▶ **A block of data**
┌──
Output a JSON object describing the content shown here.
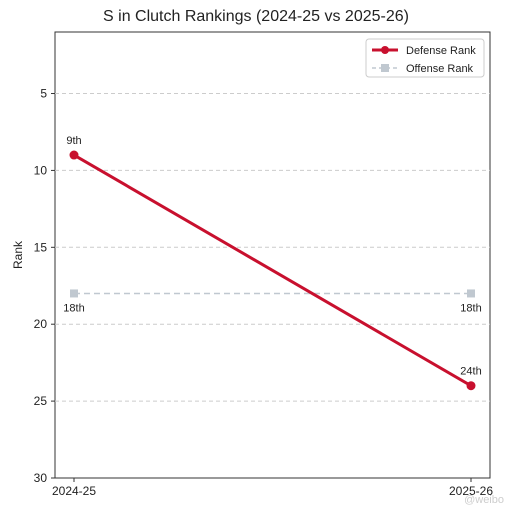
{
  "chart_data": {
    "type": "line",
    "title": "S    in Clutch Rankings (2024-25 vs 2025-26)",
    "xlabel": "",
    "ylabel": "Rank",
    "categories": [
      "2024-25",
      "2025-26"
    ],
    "ylim": [
      30,
      1
    ],
    "y_inverted": true,
    "yticks": [
      5,
      10,
      15,
      20,
      25,
      30
    ],
    "grid": "horizontal dashed",
    "legend_position": "top-right",
    "series": [
      {
        "name": "Defense Rank",
        "values": [
          9,
          24
        ],
        "labels": [
          "9th",
          "24th"
        ],
        "color": "#c8102e",
        "style": "solid",
        "marker": "circle"
      },
      {
        "name": "Offense Rank",
        "values": [
          18,
          18
        ],
        "labels": [
          "18th",
          "18th"
        ],
        "color": "#c0c8d0",
        "style": "dashed",
        "marker": "square"
      }
    ]
  },
  "watermark": "@weibo"
}
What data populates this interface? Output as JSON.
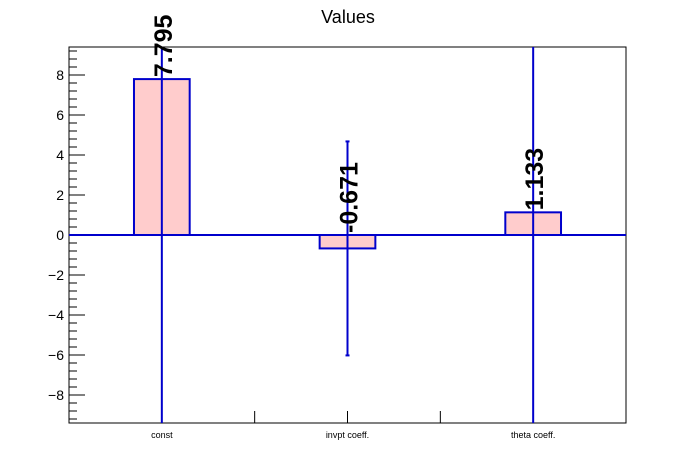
{
  "chart_data": {
    "type": "bar",
    "title": "Values",
    "xlabel": "",
    "ylabel": "",
    "categories": [
      "const",
      "invpt coeff.",
      "theta coeff."
    ],
    "values": [
      7.795,
      -0.671,
      1.133
    ],
    "value_labels": [
      "7.795",
      "-0.671",
      "1.133"
    ],
    "errors": [
      null,
      5.35,
      null
    ],
    "ylim": [
      -9.4,
      9.4
    ],
    "yticks": [
      -8,
      -6,
      -4,
      -2,
      0,
      2,
      4,
      6,
      8
    ],
    "ytick_labels": [
      "−8",
      "−6",
      "−4",
      "−2",
      "0",
      "2",
      "4",
      "6",
      "8"
    ],
    "grid": false,
    "legend": "none",
    "colors": {
      "bar_fill": "#ffcccc",
      "bar_edge": "#0000cc",
      "error_bar": "#0000cc",
      "zero_line": "#0000cc",
      "frame": "#000000"
    }
  }
}
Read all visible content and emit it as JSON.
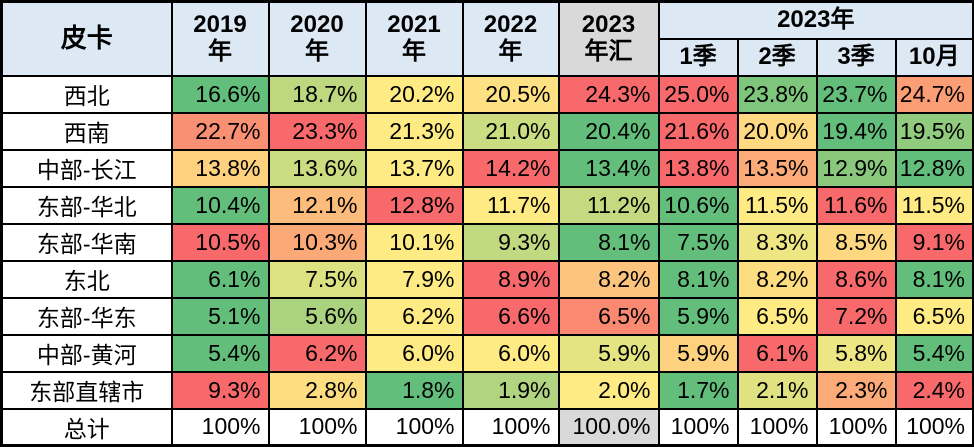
{
  "colors": {
    "header_bg": "#DCE9F5",
    "summary_bg": "#D9D9D9",
    "cell_bg": "#FFFFFF",
    "border": "#000000",
    "text": "#000000",
    "heatmap_min_green": "#63BE7B",
    "heatmap_mid_yellow": "#FFEB84",
    "heatmap_max_red": "#F8696B"
  },
  "header": {
    "corner": "皮卡",
    "year_cols": [
      "2019\n年",
      "2020\n年",
      "2021\n年",
      "2022\n年"
    ],
    "summary_col": "2023\n年汇",
    "group_2023": "2023年",
    "quarter_cols": [
      "1季",
      "2季",
      "3季",
      "10月"
    ]
  },
  "chart_data": {
    "type": "table",
    "title": "皮卡",
    "unit": "%",
    "columns": [
      "2019年",
      "2020年",
      "2021年",
      "2022年",
      "2023年汇",
      "2023年1季",
      "2023年2季",
      "2023年3季",
      "2023年10月"
    ],
    "heatmap_note": "per-row 3-color scale (green=min, yellow=50th percentile, red=max), applied separately to the 5 year columns and the 4 quarter columns; total row has no fill",
    "rows": [
      {
        "region": "西北",
        "values": [
          16.6,
          18.7,
          20.2,
          20.5,
          24.3,
          25.0,
          23.8,
          23.7,
          24.7
        ]
      },
      {
        "region": "西南",
        "values": [
          22.7,
          23.3,
          21.3,
          21.0,
          20.4,
          21.6,
          20.0,
          19.4,
          19.5
        ]
      },
      {
        "region": "中部-长江",
        "values": [
          13.8,
          13.6,
          13.7,
          14.2,
          13.4,
          13.8,
          13.5,
          12.9,
          12.8
        ]
      },
      {
        "region": "东部-华北",
        "values": [
          10.4,
          12.1,
          12.8,
          11.7,
          11.2,
          10.6,
          11.5,
          11.6,
          11.5
        ]
      },
      {
        "region": "东部-华南",
        "values": [
          10.5,
          10.3,
          10.1,
          9.3,
          8.1,
          7.5,
          8.3,
          8.5,
          9.1
        ]
      },
      {
        "region": "东北",
        "values": [
          6.1,
          7.5,
          7.9,
          8.9,
          8.2,
          8.1,
          8.2,
          8.6,
          8.1
        ]
      },
      {
        "region": "东部-华东",
        "values": [
          5.1,
          5.6,
          6.2,
          6.6,
          6.5,
          5.9,
          6.5,
          7.2,
          6.5
        ]
      },
      {
        "region": "中部-黄河",
        "values": [
          5.4,
          6.2,
          6.0,
          6.0,
          5.9,
          5.9,
          6.1,
          5.8,
          5.4
        ]
      },
      {
        "region": "东部直辖市",
        "values": [
          9.3,
          2.8,
          1.8,
          1.9,
          2.0,
          1.7,
          2.1,
          2.3,
          2.4
        ]
      },
      {
        "region": "总计",
        "heatmap": false,
        "values": [
          100,
          100,
          100,
          100,
          100.0,
          100,
          100,
          100,
          100
        ],
        "display": [
          "100%",
          "100%",
          "100%",
          "100%",
          "100.0%",
          "100%",
          "100%",
          "100%",
          "100%"
        ]
      }
    ]
  }
}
└──
▶ **WHAT YOU NEED TO DO**
The records shown above are to be repeated exactly, with the pictures left out.

▶ **ANSWER TO THE TASK**
Output a JSON object describing the content shown here.
{
  "chart_data": {
    "type": "line",
    "title": "S    in Clutch Rankings (2024-25 vs 2025-26)",
    "xlabel": "",
    "ylabel": "Rank",
    "categories": [
      "2024-25",
      "2025-26"
    ],
    "ylim": [
      30,
      1
    ],
    "y_inverted": true,
    "yticks": [
      5,
      10,
      15,
      20,
      25,
      30
    ],
    "grid": "horizontal dashed",
    "legend_position": "top-right",
    "series": [
      {
        "name": "Defense Rank",
        "values": [
          9,
          24
        ],
        "labels": [
          "9th",
          "24th"
        ],
        "color": "#c8102e",
        "style": "solid",
        "marker": "circle"
      },
      {
        "name": "Offense Rank",
        "values": [
          18,
          18
        ],
        "labels": [
          "18th",
          "18th"
        ],
        "color": "#c0c8d0",
        "style": "dashed",
        "marker": "square"
      }
    ]
  },
  "watermark": "@weibo"
}
What data populates this interface? Output as JSON.
{
  "chart_data": {
    "type": "bar",
    "title": "Values",
    "xlabel": "",
    "ylabel": "",
    "categories": [
      "const",
      "invpt coeff.",
      "theta coeff."
    ],
    "values": [
      7.795,
      -0.671,
      1.133
    ],
    "value_labels": [
      "7.795",
      "-0.671",
      "1.133"
    ],
    "errors": [
      null,
      5.35,
      null
    ],
    "ylim": [
      -9.4,
      9.4
    ],
    "yticks": [
      -8,
      -6,
      -4,
      -2,
      0,
      2,
      4,
      6,
      8
    ],
    "ytick_labels": [
      "−8",
      "−6",
      "−4",
      "−2",
      "0",
      "2",
      "4",
      "6",
      "8"
    ],
    "grid": false,
    "legend": "none",
    "colors": {
      "bar_fill": "#ffcccc",
      "bar_edge": "#0000cc",
      "error_bar": "#0000cc",
      "zero_line": "#0000cc",
      "frame": "#000000"
    }
  }
}
Read all visible content and emit it as JSON.
{
  "colors": {
    "header_bg": "#DCE9F5",
    "summary_bg": "#D9D9D9",
    "cell_bg": "#FFFFFF",
    "border": "#000000",
    "text": "#000000",
    "heatmap_min_green": "#63BE7B",
    "heatmap_mid_yellow": "#FFEB84",
    "heatmap_max_red": "#F8696B"
  },
  "header": {
    "corner": "皮卡",
    "year_cols": [
      "2019\n年",
      "2020\n年",
      "2021\n年",
      "2022\n年"
    ],
    "summary_col": "2023\n年汇",
    "group_2023": "2023年",
    "quarter_cols": [
      "1季",
      "2季",
      "3季",
      "10月"
    ]
  },
  "chart_data": {
    "type": "table",
    "title": "皮卡",
    "unit": "%",
    "columns": [
      "2019年",
      "2020年",
      "2021年",
      "2022年",
      "2023年汇",
      "2023年1季",
      "2023年2季",
      "2023年3季",
      "2023年10月"
    ],
    "heatmap_note": "per-row 3-color scale (green=min, yellow=50th percentile, red=max), applied separately to the 5 year columns and the 4 quarter columns; total row has no fill",
    "rows": [
      {
        "region": "西北",
        "values": [
          16.6,
          18.7,
          20.2,
          20.5,
          24.3,
          25.0,
          23.8,
          23.7,
          24.7
        ]
      },
      {
        "region": "西南",
        "values": [
          22.7,
          23.3,
          21.3,
          21.0,
          20.4,
          21.6,
          20.0,
          19.4,
          19.5
        ]
      },
      {
        "region": "中部-长江",
        "values": [
          13.8,
          13.6,
          13.7,
          14.2,
          13.4,
          13.8,
          13.5,
          12.9,
          12.8
        ]
      },
      {
        "region": "东部-华北",
        "values": [
          10.4,
          12.1,
          12.8,
          11.7,
          11.2,
          10.6,
          11.5,
          11.6,
          11.5
        ]
      },
      {
        "region": "东部-华南",
        "values": [
          10.5,
          10.3,
          10.1,
          9.3,
          8.1,
          7.5,
          8.3,
          8.5,
          9.1
        ]
      },
      {
        "region": "东北",
        "values": [
          6.1,
          7.5,
          7.9,
          8.9,
          8.2,
          8.1,
          8.2,
          8.6,
          8.1
        ]
      },
      {
        "region": "东部-华东",
        "values": [
          5.1,
          5.6,
          6.2,
          6.6,
          6.5,
          5.9,
          6.5,
          7.2,
          6.5
        ]
      },
      {
        "region": "中部-黄河",
        "values": [
          5.4,
          6.2,
          6.0,
          6.0,
          5.9,
          5.9,
          6.1,
          5.8,
          5.4
        ]
      },
      {
        "region": "东部直辖市",
        "values": [
          9.3,
          2.8,
          1.8,
          1.9,
          2.0,
          1.7,
          2.1,
          2.3,
          2.4
        ]
      },
      {
        "region": "总计",
        "heatmap": false,
        "values": [
          100,
          100,
          100,
          100,
          100.0,
          100,
          100,
          100,
          100
        ],
        "display": [
          "100%",
          "100%",
          "100%",
          "100%",
          "100.0%",
          "100%",
          "100%",
          "100%",
          "100%"
        ]
      }
    ]
  }
}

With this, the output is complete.